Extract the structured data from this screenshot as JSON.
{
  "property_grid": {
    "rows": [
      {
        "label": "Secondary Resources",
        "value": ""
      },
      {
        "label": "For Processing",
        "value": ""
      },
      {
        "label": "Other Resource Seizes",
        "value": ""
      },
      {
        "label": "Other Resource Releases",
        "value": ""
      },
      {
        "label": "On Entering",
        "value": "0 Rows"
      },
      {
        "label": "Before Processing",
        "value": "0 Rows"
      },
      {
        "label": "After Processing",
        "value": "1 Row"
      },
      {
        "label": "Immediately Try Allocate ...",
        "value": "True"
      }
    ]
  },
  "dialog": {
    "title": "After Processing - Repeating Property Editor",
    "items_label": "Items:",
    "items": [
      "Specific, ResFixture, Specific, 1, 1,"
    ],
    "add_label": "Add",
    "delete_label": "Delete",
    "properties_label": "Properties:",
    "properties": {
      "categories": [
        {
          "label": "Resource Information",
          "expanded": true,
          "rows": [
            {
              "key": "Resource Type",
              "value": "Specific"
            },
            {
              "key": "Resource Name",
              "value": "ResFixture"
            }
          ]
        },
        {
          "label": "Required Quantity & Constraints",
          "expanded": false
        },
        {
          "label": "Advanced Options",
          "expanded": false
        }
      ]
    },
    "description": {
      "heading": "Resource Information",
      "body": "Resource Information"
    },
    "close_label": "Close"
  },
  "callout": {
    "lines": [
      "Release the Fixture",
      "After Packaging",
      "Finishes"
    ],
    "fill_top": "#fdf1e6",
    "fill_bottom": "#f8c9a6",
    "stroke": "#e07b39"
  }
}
========================================
### Your instructions
Above are the records; copy all of them exactly.

### Full output
Extract the structured data from this screenshot as JSON.
{
  "property_grid": {
    "rows": [
      {
        "label": "Secondary Resources",
        "value": ""
      },
      {
        "label": "For Processing",
        "value": ""
      },
      {
        "label": "Other Resource Seizes",
        "value": ""
      },
      {
        "label": "Other Resource Releases",
        "value": ""
      },
      {
        "label": "On Entering",
        "value": "0 Rows"
      },
      {
        "label": "Before Processing",
        "value": "0 Rows"
      },
      {
        "label": "After Processing",
        "value": "1 Row"
      },
      {
        "label": "Immediately Try Allocate ...",
        "value": "True"
      }
    ]
  },
  "dialog": {
    "title": "After Processing - Repeating Property Editor",
    "items_label": "Items:",
    "items": [
      "Specific, ResFixture, Specific, 1, 1,"
    ],
    "add_label": "Add",
    "delete_label": "Delete",
    "properties_label": "Properties:",
    "properties": {
      "categories": [
        {
          "label": "Resource Information",
          "expanded": true,
          "rows": [
            {
              "key": "Resource Type",
              "value": "Specific"
            },
            {
              "key": "Resource Name",
              "value": "ResFixture"
            }
          ]
        },
        {
          "label": "Required Quantity & Constraints",
          "expanded": false
        },
        {
          "label": "Advanced Options",
          "expanded": false
        }
      ]
    },
    "description": {
      "heading": "Resource Information",
      "body": "Resource Information"
    },
    "close_label": "Close"
  },
  "callout": {
    "lines": [
      "Release the Fixture",
      "After Packaging",
      "Finishes"
    ],
    "fill_top": "#fdf1e6",
    "fill_bottom": "#f8c9a6",
    "stroke": "#e07b39"
  }
}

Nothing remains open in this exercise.